Report how many lines hold the string "Tyrrell". Give the number and nothing else.

━━━ Entries provided

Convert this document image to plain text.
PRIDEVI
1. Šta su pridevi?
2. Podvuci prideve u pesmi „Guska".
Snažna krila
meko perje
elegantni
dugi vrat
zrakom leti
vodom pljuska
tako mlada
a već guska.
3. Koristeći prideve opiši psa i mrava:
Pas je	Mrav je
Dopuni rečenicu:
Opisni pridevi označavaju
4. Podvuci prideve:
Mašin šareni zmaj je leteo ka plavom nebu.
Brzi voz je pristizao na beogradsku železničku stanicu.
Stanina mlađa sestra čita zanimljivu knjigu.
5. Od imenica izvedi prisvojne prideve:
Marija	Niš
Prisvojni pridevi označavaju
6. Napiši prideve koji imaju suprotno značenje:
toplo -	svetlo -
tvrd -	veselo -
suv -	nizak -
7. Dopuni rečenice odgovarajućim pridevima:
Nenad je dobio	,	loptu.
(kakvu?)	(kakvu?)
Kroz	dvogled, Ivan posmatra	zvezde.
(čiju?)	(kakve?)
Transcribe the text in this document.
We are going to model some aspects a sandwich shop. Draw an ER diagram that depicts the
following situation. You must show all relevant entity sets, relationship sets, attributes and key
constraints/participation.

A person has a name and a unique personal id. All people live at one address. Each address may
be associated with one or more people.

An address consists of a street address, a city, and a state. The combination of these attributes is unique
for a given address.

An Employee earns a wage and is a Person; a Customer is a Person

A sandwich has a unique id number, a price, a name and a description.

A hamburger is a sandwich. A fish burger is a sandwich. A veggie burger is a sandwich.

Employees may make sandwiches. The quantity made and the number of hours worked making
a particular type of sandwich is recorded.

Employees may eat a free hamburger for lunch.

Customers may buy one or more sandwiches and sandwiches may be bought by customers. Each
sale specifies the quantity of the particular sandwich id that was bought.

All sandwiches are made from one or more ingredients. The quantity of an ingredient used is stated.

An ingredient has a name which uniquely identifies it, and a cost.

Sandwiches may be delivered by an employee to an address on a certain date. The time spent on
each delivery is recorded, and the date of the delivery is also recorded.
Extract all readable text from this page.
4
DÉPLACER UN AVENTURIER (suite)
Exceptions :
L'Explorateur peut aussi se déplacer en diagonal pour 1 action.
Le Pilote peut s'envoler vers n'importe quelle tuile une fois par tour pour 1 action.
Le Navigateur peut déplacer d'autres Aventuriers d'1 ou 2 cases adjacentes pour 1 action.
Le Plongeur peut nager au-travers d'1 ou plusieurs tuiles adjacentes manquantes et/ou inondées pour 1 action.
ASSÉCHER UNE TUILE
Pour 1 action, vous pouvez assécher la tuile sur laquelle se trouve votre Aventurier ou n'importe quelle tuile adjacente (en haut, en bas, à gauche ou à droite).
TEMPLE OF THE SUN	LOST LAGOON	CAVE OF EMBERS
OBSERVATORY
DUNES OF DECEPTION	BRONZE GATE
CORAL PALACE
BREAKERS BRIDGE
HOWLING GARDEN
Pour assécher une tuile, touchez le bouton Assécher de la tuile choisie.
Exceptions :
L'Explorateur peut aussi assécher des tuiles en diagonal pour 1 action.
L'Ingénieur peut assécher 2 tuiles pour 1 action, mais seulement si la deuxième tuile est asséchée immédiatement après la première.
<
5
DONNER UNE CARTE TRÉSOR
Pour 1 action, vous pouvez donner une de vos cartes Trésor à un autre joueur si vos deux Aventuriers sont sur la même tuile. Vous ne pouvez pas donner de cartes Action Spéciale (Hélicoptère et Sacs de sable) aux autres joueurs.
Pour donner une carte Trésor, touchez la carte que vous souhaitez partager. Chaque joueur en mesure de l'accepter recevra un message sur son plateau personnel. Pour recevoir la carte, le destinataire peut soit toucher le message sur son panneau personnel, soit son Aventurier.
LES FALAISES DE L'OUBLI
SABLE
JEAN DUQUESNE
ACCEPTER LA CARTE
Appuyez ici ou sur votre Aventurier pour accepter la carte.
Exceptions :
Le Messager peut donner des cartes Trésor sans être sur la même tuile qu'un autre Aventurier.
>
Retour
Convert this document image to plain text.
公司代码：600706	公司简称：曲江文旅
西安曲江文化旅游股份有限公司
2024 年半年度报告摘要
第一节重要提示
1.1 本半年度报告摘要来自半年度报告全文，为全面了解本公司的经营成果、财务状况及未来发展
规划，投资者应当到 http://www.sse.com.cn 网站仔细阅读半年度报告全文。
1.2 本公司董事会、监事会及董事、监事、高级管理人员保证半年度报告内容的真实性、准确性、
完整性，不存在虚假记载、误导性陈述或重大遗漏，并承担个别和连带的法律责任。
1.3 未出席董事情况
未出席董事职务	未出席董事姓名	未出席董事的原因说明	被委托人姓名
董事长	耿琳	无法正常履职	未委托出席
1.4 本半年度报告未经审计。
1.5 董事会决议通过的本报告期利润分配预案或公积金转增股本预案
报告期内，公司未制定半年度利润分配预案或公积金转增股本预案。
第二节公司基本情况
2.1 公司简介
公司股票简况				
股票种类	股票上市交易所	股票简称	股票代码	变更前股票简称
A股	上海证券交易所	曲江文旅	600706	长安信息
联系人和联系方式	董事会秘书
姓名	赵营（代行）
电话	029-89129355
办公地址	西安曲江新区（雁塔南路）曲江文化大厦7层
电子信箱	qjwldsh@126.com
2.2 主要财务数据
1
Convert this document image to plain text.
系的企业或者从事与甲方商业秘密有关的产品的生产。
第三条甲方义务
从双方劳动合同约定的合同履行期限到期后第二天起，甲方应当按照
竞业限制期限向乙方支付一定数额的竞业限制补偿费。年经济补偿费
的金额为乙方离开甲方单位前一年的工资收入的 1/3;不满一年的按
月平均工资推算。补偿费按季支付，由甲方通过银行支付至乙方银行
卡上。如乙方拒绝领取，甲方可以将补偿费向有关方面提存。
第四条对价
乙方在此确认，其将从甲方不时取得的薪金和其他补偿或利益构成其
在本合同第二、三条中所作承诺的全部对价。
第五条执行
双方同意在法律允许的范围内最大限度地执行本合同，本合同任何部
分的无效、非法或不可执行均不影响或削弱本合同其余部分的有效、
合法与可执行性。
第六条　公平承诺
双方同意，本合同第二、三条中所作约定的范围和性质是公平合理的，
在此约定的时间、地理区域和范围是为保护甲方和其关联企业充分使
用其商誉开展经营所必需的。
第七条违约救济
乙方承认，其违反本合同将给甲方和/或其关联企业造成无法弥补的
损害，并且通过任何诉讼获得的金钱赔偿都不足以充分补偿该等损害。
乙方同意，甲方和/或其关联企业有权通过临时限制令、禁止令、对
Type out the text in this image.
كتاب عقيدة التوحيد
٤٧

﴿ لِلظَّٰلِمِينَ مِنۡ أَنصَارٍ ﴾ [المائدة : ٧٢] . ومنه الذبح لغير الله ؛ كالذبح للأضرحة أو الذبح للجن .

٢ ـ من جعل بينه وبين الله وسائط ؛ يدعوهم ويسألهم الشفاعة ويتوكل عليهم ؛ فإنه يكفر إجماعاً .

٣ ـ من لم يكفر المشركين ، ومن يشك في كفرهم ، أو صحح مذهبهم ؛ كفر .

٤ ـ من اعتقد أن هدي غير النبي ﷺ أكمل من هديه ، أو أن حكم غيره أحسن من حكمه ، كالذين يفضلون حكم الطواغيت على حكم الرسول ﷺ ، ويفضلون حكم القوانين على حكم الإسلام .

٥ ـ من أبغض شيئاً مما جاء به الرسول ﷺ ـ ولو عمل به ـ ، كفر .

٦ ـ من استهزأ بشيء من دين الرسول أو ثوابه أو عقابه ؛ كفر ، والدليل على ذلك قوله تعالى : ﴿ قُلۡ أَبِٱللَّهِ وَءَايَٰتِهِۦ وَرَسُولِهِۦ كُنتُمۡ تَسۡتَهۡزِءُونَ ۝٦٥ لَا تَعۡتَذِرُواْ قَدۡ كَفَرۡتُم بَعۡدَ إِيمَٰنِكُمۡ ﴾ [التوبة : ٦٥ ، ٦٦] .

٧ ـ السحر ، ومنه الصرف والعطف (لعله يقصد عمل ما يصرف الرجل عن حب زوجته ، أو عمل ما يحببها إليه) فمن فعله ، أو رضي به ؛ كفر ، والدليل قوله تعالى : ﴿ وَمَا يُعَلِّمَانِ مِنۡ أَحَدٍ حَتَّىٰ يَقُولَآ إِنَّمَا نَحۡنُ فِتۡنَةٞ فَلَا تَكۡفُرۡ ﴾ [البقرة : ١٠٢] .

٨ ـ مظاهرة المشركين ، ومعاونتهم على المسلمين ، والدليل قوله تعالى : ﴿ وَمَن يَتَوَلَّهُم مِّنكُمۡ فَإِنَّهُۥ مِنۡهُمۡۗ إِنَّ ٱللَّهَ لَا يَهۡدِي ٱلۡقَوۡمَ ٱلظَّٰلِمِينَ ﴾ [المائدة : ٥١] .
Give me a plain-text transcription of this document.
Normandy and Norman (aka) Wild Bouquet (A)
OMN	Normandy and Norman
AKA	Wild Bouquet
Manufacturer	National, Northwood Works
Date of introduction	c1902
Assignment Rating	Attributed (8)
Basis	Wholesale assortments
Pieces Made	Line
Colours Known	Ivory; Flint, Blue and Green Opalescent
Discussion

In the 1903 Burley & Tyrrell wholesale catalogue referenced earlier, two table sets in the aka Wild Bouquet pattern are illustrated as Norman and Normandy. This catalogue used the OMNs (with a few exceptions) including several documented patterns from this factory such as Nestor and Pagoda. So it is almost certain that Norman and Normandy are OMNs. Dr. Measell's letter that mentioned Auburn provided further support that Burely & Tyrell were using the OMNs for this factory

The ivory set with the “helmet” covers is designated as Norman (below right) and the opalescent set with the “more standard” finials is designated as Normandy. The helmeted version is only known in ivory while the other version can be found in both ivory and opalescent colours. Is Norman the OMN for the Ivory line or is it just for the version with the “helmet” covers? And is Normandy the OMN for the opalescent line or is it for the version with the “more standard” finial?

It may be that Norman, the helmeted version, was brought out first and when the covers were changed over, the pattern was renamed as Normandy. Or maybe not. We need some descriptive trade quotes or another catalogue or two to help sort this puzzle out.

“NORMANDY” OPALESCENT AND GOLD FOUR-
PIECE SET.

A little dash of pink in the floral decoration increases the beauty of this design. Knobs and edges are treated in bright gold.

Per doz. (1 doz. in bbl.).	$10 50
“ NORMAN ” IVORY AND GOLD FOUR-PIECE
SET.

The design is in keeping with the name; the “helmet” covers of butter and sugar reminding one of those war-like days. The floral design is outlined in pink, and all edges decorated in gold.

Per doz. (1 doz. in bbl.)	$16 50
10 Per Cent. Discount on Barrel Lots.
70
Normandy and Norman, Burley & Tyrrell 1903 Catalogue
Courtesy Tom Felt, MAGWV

━━━━━━

Response for this exercise. 2